EXERCISE PROMPT — Copy each line exactly. Drop every picture.

[Begin]

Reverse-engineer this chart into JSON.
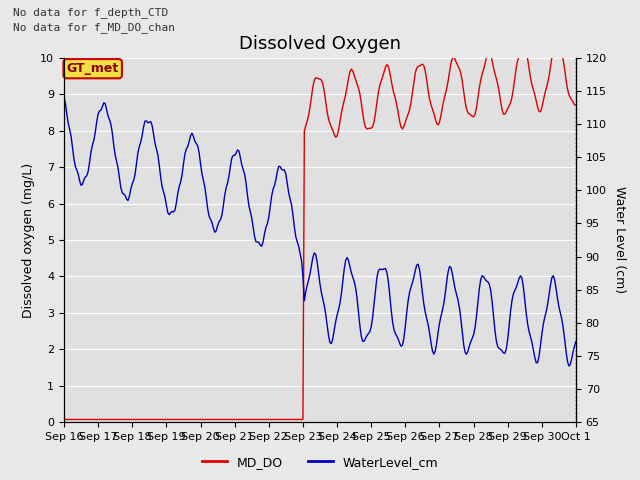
{
  "title": "Dissolved Oxygen",
  "ylabel_left": "Dissolved oxygen (mg/L)",
  "ylabel_right": "Water Level (cm)",
  "text_no_data_1": "No data for f_depth_CTD",
  "text_no_data_2": "No data for f_MD_DO_chan",
  "text_box": "GT_met",
  "ylim_left": [
    0.0,
    10.0
  ],
  "ylim_right": [
    65,
    120
  ],
  "fig_facecolor": "#e8e8e8",
  "plot_bg_color": "#e0e0e0",
  "grid_color": "#ffffff",
  "red_color": "#dd0000",
  "blue_color": "#0000bb",
  "x_tick_labels": [
    "Sep 16",
    "Sep 17",
    "Sep 18",
    "Sep 19",
    "Sep 20",
    "Sep 21",
    "Sep 22",
    "Sep 23",
    "Sep 24",
    "Sep 25",
    "Sep 26",
    "Sep 27",
    "Sep 28",
    "Sep 29",
    "Sep 30",
    "Oct 1"
  ],
  "title_fontsize": 13,
  "label_fontsize": 9,
  "tick_fontsize": 8,
  "legend_fontsize": 9
}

[End]

ANSWER TO THE PROBLEM —
Reverse-engineer this chart into JSON.
{
  "title": "Dissolved Oxygen",
  "ylabel_left": "Dissolved oxygen (mg/L)",
  "ylabel_right": "Water Level (cm)",
  "text_no_data_1": "No data for f_depth_CTD",
  "text_no_data_2": "No data for f_MD_DO_chan",
  "text_box": "GT_met",
  "ylim_left": [
    0.0,
    10.0
  ],
  "ylim_right": [
    65,
    120
  ],
  "fig_facecolor": "#e8e8e8",
  "plot_bg_color": "#e0e0e0",
  "grid_color": "#ffffff",
  "red_color": "#dd0000",
  "blue_color": "#0000bb",
  "x_tick_labels": [
    "Sep 16",
    "Sep 17",
    "Sep 18",
    "Sep 19",
    "Sep 20",
    "Sep 21",
    "Sep 22",
    "Sep 23",
    "Sep 24",
    "Sep 25",
    "Sep 26",
    "Sep 27",
    "Sep 28",
    "Sep 29",
    "Sep 30",
    "Oct 1"
  ],
  "title_fontsize": 13,
  "label_fontsize": 9,
  "tick_fontsize": 8,
  "legend_fontsize": 9
}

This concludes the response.